Look through the data below. Pick out the lines holding the string "size".

(Extracted data entries)
::::::::

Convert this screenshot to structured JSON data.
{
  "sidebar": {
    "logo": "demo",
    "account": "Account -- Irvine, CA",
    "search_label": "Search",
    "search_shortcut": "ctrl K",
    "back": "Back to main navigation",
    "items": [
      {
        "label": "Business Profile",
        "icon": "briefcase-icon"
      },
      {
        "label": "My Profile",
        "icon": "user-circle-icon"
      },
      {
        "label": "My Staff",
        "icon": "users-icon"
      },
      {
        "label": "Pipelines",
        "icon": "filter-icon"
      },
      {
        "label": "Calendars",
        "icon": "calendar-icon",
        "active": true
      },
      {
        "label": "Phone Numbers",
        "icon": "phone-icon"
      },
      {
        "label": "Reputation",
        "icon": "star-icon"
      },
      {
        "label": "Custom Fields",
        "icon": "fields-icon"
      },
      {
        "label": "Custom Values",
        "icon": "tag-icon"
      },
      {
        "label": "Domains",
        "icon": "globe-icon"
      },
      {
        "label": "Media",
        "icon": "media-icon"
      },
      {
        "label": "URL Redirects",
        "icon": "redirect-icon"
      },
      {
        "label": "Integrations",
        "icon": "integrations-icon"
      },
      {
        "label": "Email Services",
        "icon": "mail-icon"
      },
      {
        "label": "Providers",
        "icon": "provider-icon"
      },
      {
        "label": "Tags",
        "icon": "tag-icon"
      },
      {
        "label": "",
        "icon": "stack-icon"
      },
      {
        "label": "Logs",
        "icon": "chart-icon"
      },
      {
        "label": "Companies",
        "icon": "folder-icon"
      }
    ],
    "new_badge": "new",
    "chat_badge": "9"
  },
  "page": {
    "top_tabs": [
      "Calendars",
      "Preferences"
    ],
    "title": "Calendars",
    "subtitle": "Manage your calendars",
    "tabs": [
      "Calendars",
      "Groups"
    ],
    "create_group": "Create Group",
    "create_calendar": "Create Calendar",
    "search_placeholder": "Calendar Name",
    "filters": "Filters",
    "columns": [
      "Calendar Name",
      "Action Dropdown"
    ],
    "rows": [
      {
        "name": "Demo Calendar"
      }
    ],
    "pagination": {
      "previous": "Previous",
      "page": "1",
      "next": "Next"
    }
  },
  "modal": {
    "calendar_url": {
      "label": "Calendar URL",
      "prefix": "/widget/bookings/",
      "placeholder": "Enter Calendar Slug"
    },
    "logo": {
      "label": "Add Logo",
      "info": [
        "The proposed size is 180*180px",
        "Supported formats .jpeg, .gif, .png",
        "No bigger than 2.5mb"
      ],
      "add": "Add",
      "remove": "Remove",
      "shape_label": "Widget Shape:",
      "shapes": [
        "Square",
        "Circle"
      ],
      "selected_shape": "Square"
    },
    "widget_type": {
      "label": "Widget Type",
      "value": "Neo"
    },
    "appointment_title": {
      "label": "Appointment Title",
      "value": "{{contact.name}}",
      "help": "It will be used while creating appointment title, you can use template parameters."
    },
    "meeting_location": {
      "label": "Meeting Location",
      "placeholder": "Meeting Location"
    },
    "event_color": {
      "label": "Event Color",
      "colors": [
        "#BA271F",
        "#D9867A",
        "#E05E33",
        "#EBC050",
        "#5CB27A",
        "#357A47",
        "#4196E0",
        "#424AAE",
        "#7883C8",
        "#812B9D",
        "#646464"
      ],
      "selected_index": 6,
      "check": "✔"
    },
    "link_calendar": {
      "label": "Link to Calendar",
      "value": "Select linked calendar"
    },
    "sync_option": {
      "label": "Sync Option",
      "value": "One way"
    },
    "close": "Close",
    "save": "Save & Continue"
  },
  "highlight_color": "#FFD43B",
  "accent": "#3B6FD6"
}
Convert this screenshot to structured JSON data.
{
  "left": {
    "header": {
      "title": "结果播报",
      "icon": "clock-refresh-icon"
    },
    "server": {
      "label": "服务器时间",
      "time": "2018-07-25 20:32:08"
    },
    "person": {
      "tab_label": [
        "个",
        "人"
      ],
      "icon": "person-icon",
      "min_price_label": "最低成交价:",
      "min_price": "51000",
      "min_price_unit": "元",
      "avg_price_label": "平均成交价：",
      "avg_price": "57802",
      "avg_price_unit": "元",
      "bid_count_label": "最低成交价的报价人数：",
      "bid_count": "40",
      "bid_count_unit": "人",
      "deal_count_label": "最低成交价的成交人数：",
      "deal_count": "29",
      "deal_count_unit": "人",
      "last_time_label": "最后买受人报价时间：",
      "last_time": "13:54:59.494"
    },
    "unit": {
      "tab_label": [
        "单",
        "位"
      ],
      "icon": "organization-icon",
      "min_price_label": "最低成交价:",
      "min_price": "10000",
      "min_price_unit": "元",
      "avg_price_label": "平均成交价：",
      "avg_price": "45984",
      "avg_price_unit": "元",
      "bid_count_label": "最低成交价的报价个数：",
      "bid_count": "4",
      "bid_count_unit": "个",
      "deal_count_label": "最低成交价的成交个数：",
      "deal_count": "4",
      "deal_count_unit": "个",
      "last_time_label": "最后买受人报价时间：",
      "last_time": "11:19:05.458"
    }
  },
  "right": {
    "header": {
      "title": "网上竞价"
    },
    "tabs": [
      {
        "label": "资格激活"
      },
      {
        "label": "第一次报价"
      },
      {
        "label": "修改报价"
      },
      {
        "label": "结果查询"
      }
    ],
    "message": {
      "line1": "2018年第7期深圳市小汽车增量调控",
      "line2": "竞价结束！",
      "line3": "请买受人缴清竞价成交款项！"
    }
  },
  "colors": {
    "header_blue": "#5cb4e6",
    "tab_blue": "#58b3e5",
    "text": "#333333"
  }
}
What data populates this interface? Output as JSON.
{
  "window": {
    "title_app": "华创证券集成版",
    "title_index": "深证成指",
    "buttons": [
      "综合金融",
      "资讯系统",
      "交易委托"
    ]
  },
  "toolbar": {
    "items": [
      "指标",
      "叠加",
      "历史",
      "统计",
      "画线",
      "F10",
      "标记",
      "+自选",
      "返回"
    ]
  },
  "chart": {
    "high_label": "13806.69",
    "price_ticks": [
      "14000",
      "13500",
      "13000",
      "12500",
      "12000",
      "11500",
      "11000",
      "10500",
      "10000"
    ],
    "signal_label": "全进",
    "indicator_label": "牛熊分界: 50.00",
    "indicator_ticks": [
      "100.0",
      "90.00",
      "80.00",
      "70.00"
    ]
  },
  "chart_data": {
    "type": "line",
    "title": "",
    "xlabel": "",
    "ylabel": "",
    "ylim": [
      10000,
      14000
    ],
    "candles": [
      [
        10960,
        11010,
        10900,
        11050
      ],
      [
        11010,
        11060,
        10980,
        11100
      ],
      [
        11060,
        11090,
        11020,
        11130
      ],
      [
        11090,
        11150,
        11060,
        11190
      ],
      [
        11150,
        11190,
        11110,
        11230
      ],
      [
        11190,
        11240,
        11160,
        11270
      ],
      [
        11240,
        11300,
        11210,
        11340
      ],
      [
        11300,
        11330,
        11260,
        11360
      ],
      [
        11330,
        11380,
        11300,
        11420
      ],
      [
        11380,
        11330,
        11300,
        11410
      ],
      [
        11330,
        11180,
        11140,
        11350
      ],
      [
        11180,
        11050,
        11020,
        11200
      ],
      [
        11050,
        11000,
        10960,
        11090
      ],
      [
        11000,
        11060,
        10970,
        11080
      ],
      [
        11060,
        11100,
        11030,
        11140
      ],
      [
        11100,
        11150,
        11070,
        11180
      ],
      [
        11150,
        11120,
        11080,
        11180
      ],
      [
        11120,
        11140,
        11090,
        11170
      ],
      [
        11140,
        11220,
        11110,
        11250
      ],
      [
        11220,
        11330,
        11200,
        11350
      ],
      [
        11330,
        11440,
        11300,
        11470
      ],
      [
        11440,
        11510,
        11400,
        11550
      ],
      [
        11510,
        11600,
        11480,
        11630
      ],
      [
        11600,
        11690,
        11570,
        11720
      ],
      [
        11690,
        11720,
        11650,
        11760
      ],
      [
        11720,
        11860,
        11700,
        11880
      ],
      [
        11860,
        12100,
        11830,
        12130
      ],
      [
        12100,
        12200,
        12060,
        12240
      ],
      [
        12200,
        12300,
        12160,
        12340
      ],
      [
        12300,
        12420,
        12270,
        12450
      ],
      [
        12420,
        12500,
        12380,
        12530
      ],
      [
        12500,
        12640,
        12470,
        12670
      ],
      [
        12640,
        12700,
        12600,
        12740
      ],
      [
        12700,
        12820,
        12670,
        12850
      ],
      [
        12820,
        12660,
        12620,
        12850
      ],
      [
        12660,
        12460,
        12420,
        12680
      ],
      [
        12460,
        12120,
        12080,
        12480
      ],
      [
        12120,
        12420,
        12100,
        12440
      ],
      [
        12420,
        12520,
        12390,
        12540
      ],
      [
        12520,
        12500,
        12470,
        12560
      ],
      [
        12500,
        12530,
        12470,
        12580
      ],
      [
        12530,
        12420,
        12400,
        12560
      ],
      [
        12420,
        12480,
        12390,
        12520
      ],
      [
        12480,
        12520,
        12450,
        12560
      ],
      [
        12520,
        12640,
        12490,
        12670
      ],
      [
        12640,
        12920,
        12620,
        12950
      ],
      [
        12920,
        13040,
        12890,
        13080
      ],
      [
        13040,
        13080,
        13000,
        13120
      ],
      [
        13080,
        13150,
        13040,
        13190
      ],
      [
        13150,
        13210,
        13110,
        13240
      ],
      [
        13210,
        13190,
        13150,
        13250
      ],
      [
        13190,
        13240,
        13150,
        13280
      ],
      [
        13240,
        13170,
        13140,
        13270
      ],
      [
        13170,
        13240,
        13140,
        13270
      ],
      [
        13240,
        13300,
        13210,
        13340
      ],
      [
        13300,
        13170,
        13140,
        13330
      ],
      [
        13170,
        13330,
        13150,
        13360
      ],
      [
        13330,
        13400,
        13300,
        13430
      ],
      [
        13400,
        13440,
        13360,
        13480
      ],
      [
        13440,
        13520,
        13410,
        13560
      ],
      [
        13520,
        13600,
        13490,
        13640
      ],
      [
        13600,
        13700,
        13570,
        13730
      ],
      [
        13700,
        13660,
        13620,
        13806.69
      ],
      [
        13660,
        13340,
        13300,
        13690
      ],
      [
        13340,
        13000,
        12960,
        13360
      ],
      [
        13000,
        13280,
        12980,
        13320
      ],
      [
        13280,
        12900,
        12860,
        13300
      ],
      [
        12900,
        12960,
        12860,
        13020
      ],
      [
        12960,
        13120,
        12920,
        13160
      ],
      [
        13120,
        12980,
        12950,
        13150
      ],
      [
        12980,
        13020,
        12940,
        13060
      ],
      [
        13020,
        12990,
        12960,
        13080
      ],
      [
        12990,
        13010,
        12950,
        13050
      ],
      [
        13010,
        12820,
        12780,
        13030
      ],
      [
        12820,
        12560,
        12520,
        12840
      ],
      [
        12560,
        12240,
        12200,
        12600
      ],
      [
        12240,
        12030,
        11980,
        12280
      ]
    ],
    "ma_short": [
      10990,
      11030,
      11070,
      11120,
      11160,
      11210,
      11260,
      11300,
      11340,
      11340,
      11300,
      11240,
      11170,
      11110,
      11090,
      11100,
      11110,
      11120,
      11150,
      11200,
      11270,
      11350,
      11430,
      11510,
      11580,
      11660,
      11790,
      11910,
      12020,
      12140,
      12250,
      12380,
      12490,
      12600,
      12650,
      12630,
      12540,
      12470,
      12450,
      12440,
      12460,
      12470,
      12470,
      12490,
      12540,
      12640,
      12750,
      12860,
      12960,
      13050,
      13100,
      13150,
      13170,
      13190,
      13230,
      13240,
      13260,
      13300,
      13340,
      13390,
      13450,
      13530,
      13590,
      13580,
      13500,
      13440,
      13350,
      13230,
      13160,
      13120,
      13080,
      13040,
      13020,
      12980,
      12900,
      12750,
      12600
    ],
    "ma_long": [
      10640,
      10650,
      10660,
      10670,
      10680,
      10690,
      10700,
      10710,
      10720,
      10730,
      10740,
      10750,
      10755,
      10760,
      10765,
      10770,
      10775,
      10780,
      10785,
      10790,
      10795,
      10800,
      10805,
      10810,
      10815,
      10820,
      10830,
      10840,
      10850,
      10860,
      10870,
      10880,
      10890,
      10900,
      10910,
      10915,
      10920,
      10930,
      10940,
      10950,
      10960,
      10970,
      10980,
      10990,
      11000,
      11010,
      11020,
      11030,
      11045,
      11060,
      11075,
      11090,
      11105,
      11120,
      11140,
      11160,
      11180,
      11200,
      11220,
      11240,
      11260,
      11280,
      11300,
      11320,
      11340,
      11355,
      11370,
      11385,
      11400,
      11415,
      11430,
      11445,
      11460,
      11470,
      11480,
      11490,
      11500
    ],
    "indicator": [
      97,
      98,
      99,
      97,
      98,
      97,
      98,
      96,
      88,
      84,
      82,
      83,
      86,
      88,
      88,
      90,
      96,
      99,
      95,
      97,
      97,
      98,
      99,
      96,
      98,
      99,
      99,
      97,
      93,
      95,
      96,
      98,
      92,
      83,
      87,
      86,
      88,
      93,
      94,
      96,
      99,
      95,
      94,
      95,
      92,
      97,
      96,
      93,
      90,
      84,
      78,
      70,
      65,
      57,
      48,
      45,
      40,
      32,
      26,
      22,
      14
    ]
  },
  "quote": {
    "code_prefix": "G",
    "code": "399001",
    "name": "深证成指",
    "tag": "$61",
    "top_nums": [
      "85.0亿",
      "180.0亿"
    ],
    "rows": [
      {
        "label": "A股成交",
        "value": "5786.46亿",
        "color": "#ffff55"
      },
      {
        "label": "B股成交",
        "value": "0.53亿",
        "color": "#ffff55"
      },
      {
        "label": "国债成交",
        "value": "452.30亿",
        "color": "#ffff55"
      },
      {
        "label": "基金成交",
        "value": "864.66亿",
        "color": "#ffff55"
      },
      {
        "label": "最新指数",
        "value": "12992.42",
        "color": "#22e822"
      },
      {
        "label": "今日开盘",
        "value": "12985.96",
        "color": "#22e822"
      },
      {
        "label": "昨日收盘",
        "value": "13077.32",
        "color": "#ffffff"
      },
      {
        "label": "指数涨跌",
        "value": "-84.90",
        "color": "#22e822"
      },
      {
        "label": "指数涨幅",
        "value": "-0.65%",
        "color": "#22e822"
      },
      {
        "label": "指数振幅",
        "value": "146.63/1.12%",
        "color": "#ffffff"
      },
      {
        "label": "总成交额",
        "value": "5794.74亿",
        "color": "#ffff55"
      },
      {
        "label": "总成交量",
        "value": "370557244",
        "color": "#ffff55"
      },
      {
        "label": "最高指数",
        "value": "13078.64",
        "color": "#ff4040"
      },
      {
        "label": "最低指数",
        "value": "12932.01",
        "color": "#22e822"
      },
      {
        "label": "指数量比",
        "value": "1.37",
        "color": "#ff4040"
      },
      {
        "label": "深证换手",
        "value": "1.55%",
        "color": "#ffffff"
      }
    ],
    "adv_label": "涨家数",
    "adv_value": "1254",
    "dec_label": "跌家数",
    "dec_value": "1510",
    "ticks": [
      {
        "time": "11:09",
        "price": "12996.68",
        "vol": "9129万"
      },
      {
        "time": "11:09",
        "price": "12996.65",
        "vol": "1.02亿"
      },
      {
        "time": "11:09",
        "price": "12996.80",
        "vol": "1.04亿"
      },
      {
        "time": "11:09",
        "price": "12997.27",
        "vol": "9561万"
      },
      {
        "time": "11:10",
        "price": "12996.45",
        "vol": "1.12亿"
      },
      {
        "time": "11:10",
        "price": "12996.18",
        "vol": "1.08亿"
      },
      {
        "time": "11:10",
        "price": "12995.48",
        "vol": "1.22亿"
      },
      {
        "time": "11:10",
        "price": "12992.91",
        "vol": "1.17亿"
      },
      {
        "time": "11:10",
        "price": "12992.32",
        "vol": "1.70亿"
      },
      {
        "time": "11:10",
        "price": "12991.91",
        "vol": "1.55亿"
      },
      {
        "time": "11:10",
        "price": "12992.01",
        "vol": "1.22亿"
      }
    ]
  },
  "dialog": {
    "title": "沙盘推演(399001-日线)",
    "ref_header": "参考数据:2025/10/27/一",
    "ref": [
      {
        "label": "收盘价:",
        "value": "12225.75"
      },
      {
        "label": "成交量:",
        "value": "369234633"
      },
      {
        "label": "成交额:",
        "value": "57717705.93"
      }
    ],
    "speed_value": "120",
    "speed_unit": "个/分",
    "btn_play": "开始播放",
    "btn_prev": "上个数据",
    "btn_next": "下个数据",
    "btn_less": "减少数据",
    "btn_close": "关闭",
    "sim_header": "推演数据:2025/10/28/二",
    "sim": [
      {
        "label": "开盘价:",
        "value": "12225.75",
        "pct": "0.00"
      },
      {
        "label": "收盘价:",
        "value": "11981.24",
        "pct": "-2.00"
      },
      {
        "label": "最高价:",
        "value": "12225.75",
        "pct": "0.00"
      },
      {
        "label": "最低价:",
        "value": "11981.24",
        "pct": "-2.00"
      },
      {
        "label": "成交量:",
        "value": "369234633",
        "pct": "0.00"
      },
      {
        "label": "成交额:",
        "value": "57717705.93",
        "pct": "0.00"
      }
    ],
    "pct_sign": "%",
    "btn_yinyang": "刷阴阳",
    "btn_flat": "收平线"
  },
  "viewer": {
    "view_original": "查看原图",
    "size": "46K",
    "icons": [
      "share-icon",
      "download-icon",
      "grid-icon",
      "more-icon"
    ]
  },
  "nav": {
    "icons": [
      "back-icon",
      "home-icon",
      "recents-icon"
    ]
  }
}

::::::::

*EXERCISE RESPONSE:*
        "The proposed size is 180*180px",
    "size": "46K",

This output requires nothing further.